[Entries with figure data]
>>>

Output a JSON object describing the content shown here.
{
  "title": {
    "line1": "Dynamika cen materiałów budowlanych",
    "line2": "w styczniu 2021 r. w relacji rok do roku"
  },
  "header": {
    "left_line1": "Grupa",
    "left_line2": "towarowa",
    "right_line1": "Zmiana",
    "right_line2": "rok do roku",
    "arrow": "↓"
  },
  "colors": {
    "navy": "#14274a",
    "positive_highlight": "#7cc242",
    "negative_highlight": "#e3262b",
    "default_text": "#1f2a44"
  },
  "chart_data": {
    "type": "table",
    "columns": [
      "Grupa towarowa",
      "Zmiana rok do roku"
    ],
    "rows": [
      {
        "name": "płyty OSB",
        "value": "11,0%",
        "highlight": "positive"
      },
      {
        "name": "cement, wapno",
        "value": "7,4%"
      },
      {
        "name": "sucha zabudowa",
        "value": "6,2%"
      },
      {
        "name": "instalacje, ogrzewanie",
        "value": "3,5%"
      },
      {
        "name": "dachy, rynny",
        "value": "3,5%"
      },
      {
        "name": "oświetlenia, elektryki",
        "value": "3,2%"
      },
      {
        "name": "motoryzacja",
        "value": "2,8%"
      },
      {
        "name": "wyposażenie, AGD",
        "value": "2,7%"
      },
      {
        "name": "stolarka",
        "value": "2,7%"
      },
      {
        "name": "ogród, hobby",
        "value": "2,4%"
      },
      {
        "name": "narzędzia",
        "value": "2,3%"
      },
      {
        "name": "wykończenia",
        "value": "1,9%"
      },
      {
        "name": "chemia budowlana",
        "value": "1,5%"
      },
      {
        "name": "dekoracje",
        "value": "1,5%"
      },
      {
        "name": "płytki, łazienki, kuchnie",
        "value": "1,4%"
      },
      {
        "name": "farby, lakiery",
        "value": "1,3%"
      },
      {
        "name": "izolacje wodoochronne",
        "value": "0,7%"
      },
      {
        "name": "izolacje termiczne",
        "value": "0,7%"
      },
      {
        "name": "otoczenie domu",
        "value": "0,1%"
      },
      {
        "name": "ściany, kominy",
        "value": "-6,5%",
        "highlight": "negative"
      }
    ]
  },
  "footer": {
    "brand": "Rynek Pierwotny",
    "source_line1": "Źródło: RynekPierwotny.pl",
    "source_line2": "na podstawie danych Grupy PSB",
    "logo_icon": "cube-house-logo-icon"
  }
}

<<<
>>>

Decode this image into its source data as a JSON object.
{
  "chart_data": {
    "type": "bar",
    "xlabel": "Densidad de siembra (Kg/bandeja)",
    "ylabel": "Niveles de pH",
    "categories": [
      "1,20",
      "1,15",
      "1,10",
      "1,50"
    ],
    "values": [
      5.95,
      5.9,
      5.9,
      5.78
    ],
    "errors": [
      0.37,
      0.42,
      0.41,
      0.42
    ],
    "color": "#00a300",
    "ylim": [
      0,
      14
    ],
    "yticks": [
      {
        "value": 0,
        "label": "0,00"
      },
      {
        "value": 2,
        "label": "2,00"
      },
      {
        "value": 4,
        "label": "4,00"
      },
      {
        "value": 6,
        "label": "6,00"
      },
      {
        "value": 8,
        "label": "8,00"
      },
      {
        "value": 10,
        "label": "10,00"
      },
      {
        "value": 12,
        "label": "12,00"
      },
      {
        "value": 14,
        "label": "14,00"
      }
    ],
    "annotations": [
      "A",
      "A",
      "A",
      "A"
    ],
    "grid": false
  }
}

<<<

Aim of the exercise: Locate the word "roku" in the records above, and return each line that has it.

Result for this task:
    "line2": "w styczniu 2021 r. w relacji rok do roku"
    "right_line2": "rok do roku",
      "Zmiana rok do roku"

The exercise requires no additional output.